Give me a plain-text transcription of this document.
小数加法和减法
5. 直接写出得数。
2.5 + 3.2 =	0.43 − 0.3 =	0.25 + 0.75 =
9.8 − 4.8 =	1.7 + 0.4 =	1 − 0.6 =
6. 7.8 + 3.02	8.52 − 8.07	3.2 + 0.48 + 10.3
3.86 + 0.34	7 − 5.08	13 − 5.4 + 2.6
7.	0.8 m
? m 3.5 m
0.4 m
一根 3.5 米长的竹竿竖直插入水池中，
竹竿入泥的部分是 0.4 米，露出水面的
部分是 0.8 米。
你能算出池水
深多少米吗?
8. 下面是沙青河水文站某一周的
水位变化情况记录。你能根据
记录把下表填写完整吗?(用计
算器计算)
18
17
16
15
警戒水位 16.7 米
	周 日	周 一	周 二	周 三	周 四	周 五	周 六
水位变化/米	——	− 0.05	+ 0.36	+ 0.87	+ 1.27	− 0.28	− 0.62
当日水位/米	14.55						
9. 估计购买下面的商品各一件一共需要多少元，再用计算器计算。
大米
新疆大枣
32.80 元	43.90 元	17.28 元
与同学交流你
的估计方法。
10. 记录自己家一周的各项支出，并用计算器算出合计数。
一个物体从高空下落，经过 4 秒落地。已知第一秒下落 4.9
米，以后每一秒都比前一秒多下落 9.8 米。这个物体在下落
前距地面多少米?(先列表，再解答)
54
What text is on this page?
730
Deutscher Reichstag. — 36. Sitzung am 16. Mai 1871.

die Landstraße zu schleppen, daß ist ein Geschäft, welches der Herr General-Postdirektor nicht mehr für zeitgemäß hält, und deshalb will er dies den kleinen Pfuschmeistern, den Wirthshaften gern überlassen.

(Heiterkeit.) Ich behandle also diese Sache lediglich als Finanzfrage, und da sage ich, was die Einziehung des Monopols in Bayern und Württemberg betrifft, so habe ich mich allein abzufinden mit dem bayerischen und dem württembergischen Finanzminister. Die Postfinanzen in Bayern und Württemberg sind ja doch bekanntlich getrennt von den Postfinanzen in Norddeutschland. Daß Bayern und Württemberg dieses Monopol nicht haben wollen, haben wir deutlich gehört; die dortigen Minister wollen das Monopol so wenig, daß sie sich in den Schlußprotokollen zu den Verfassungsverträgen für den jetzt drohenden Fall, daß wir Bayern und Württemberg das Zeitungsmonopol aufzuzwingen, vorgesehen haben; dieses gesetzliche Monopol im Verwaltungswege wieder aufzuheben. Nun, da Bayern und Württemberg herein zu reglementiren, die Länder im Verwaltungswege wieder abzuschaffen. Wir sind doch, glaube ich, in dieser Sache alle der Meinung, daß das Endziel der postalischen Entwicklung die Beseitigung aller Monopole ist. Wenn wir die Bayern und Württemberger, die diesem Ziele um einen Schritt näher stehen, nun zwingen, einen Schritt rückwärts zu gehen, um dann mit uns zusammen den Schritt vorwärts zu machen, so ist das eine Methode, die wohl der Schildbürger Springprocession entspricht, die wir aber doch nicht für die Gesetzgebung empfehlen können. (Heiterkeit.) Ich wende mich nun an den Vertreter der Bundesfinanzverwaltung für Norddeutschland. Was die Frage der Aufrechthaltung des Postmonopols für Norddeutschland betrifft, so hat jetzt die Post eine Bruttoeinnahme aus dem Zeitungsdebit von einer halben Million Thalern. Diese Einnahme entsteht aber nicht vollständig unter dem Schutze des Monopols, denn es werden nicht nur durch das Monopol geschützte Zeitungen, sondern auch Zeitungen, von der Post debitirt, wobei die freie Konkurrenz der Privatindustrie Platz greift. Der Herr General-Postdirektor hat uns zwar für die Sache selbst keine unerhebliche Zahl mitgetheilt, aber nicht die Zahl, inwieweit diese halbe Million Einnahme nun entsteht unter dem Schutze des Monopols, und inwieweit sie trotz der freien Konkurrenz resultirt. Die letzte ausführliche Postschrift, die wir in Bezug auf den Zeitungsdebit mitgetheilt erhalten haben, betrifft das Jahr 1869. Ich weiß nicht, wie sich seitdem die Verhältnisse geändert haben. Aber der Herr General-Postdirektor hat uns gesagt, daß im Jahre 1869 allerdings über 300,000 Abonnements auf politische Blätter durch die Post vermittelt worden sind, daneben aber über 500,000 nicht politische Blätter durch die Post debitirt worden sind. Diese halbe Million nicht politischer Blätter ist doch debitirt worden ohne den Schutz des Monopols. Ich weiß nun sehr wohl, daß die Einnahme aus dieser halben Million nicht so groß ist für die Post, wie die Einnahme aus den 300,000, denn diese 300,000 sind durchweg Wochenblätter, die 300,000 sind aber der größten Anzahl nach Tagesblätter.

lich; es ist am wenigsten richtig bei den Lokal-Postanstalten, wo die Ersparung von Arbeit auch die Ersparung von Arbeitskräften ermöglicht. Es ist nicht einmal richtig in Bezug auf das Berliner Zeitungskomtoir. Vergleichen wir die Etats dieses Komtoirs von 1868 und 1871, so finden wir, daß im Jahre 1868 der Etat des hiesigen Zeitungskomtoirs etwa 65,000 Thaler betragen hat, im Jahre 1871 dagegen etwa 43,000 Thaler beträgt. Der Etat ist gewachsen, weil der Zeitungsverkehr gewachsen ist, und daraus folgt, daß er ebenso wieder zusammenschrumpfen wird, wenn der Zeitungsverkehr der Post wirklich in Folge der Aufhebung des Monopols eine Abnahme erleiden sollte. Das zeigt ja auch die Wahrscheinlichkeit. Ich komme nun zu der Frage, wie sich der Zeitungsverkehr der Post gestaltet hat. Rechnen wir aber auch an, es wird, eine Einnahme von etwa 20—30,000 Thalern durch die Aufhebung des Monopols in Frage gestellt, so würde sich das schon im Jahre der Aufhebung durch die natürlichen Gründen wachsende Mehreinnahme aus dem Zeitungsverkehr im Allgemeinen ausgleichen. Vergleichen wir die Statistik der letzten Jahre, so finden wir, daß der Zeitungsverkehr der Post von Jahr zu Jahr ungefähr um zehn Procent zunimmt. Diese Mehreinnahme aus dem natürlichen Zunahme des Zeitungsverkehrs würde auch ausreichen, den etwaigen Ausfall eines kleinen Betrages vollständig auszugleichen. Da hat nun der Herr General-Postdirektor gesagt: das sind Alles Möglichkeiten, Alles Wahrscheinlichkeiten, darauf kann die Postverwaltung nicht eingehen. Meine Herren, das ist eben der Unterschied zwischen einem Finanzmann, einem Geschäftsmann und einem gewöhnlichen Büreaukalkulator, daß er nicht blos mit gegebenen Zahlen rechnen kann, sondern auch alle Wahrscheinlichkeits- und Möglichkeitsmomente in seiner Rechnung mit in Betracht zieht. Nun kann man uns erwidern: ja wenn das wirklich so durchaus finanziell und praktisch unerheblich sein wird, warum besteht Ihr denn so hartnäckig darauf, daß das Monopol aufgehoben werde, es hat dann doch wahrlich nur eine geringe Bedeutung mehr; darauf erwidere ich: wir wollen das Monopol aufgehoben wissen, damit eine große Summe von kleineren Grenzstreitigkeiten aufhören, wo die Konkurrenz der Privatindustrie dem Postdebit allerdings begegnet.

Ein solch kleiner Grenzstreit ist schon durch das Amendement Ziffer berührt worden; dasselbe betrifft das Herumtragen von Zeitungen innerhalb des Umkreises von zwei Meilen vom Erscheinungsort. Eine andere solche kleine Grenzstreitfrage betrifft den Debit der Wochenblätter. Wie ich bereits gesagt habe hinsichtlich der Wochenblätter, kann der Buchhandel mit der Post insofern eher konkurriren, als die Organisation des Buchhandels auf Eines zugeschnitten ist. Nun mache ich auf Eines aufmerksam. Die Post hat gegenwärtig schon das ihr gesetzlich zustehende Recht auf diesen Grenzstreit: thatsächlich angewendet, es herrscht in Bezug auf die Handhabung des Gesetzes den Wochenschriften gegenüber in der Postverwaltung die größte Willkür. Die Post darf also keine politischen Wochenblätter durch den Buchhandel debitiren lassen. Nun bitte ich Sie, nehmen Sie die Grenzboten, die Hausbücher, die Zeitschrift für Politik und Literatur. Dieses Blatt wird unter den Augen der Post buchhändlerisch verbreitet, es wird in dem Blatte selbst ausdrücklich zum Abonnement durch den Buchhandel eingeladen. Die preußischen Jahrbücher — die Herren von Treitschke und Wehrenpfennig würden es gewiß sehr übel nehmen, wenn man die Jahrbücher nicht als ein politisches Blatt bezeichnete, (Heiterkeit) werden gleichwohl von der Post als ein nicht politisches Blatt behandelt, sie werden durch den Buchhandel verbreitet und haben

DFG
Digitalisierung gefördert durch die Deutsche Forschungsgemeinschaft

==========

■ Problem details ■
Copy all lines in the listing above where the string "this" appears.

■ Full response ■
Give me a plain-text transcription of this document.
What text is on this page?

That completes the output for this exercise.